● SET EXERCISE
Every line below that mentions the word "木讷这事" should be copied out.

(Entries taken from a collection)
━━━━━━━━━━━━━━━━━━━━

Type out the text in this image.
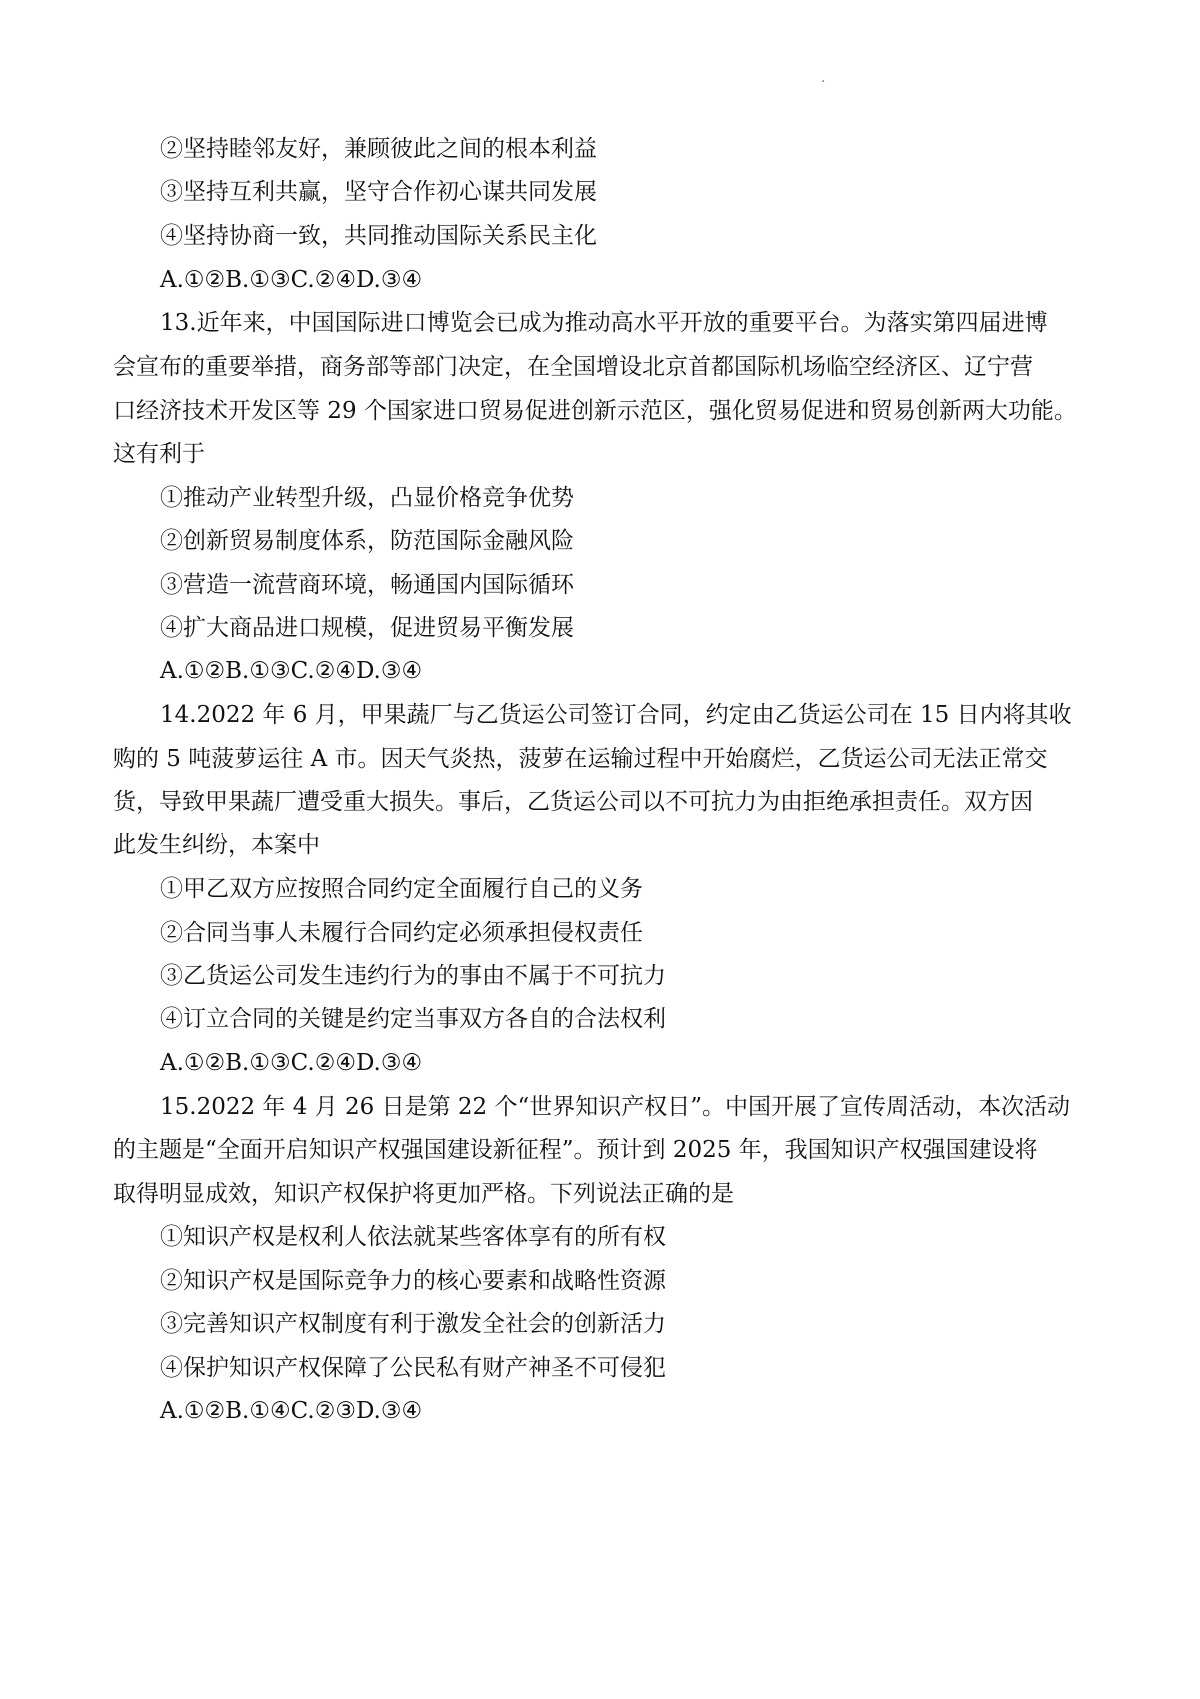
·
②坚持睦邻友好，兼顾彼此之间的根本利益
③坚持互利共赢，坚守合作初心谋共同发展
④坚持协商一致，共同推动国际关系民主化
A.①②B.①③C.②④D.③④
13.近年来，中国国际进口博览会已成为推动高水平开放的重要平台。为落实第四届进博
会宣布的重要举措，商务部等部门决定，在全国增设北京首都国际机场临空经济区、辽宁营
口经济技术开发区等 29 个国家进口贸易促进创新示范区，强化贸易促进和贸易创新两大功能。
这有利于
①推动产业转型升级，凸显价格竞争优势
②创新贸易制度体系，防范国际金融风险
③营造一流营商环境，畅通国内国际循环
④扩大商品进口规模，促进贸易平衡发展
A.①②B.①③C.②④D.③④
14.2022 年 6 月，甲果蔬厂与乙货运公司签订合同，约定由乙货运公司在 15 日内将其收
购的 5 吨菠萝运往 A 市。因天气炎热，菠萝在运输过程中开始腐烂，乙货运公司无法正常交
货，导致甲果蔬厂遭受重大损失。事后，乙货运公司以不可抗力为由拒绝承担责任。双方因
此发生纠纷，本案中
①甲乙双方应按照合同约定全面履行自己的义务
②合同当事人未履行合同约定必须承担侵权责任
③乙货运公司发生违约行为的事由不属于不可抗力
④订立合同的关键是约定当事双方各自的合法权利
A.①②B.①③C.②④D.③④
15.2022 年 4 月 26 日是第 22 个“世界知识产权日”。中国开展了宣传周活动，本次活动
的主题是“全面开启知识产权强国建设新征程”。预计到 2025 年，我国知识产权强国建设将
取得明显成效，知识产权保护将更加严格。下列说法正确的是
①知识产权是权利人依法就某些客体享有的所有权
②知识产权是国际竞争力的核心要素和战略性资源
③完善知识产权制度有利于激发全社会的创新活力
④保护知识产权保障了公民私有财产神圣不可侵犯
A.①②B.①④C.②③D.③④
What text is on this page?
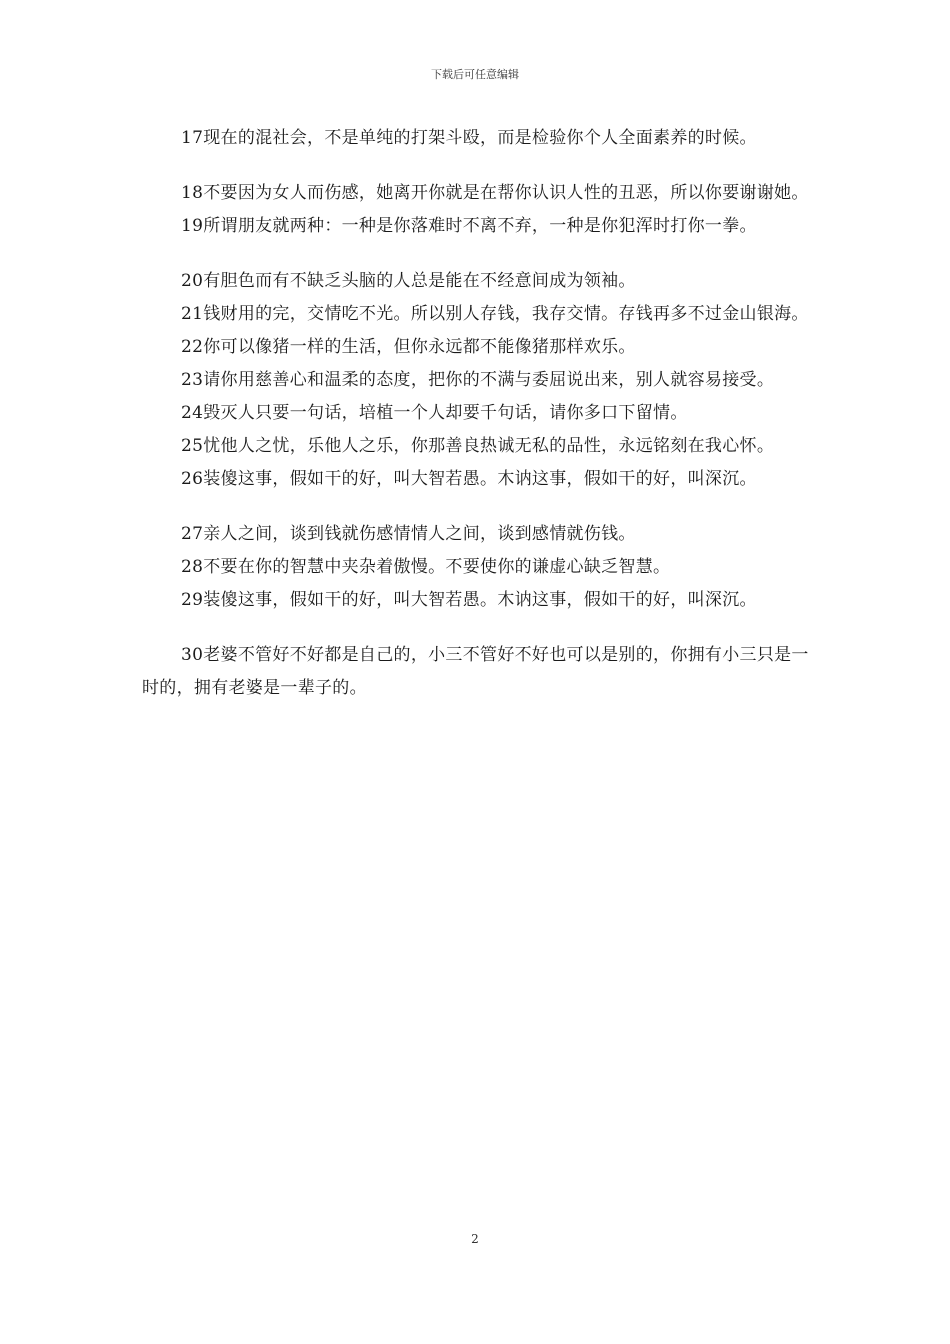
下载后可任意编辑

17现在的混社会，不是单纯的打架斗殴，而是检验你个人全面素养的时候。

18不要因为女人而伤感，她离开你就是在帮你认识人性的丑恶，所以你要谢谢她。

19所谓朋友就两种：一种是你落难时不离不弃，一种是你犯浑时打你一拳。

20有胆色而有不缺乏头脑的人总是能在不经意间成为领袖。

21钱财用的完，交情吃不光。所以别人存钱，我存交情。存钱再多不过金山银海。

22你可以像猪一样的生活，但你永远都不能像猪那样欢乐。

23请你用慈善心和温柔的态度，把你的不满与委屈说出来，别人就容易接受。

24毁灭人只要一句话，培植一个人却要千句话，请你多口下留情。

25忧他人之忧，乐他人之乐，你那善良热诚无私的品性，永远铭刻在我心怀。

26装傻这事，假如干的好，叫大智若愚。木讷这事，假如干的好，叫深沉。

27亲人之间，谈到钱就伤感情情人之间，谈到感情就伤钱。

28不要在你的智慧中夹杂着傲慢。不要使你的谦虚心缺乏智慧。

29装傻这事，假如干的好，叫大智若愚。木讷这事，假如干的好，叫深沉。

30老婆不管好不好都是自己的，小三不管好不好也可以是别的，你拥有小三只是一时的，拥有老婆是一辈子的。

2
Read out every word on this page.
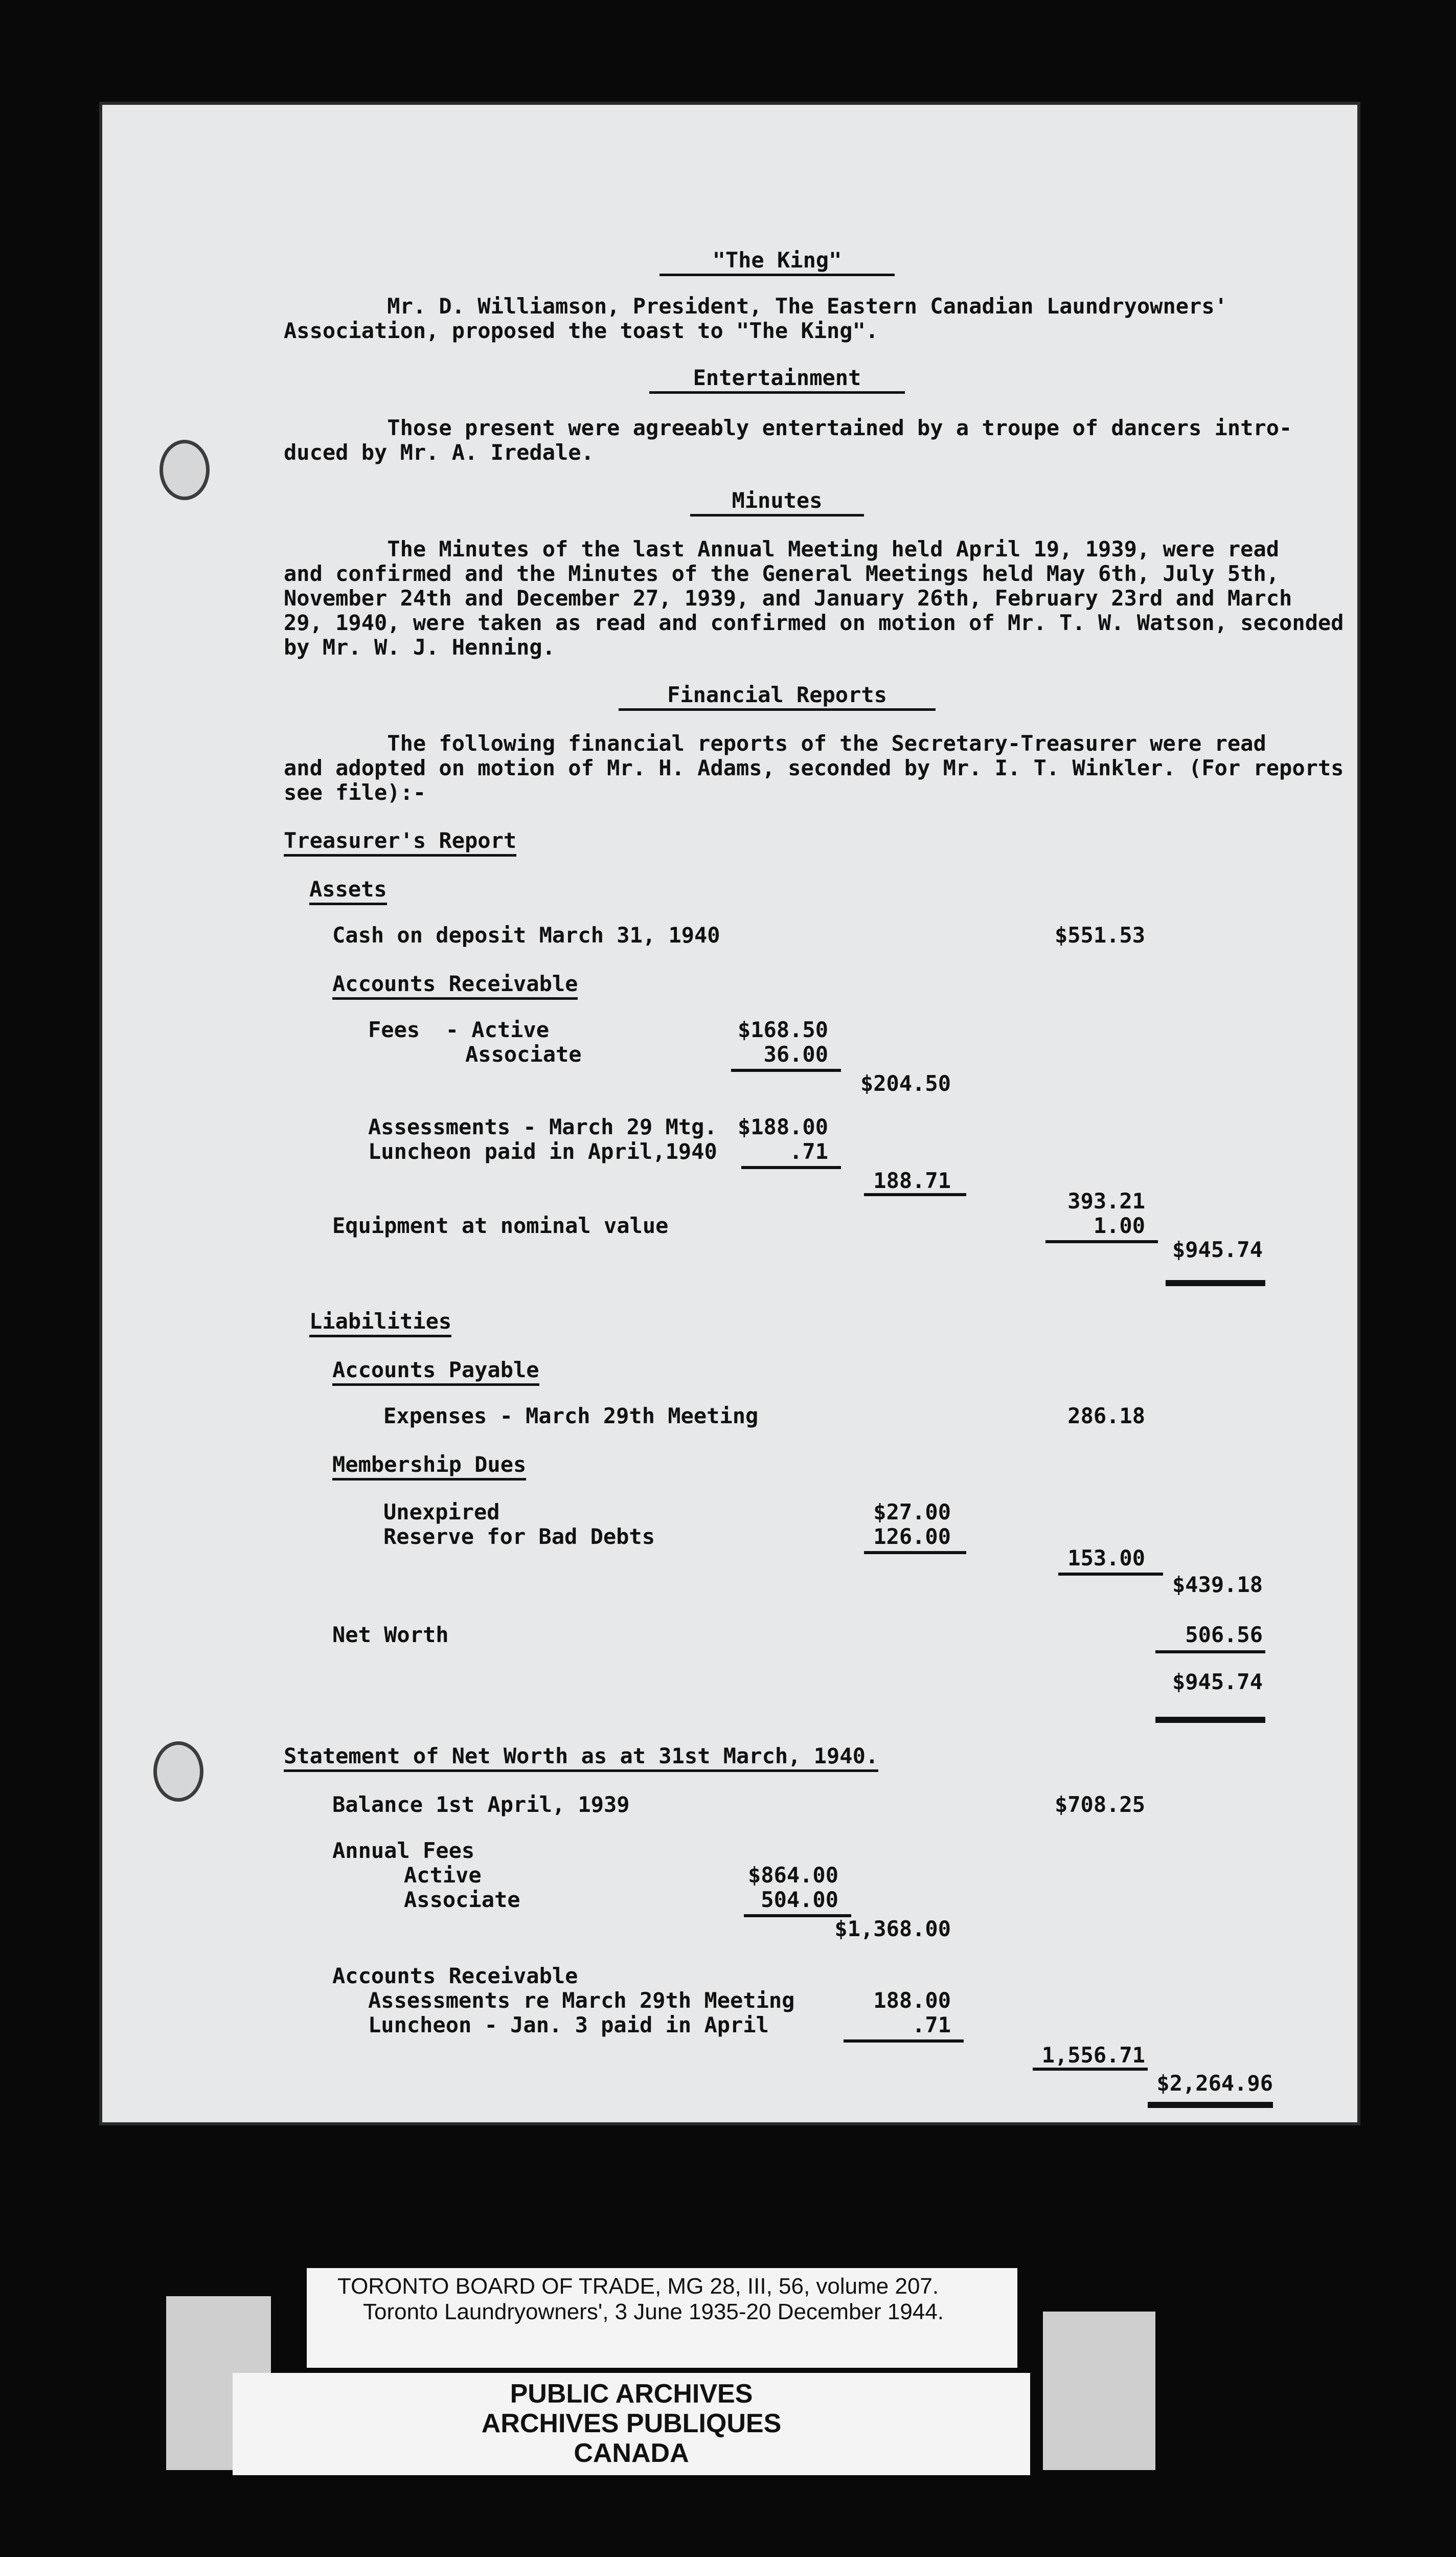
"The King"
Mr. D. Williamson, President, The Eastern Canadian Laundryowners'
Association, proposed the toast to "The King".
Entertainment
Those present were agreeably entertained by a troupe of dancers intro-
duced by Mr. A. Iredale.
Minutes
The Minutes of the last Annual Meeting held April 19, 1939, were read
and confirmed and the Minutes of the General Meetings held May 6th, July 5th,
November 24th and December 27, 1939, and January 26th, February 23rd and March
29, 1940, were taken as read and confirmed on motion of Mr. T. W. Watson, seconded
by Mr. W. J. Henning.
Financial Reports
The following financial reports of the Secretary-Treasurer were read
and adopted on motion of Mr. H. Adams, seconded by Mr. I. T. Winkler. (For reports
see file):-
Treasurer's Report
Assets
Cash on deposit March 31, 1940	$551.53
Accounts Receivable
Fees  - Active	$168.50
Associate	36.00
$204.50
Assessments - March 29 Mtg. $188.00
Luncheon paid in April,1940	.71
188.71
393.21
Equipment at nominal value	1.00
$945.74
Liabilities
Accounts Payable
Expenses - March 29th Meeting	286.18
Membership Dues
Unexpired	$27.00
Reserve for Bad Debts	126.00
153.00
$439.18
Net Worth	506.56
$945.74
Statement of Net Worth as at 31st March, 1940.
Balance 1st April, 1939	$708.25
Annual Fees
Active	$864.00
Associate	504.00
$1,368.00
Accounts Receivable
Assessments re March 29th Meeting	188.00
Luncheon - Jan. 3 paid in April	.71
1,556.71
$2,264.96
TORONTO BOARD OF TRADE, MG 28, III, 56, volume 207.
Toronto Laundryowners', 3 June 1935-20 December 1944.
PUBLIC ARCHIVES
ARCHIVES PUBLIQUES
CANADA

━━━━━━━━━━━━━━━━━━━━

● TASK SOLUTION
26装傻这事，假如干的好，叫大智若愚。木讷这事，假如干的好，叫深沉。
29装傻这事，假如干的好，叫大智若愚。木讷这事，假如干的好，叫深沉。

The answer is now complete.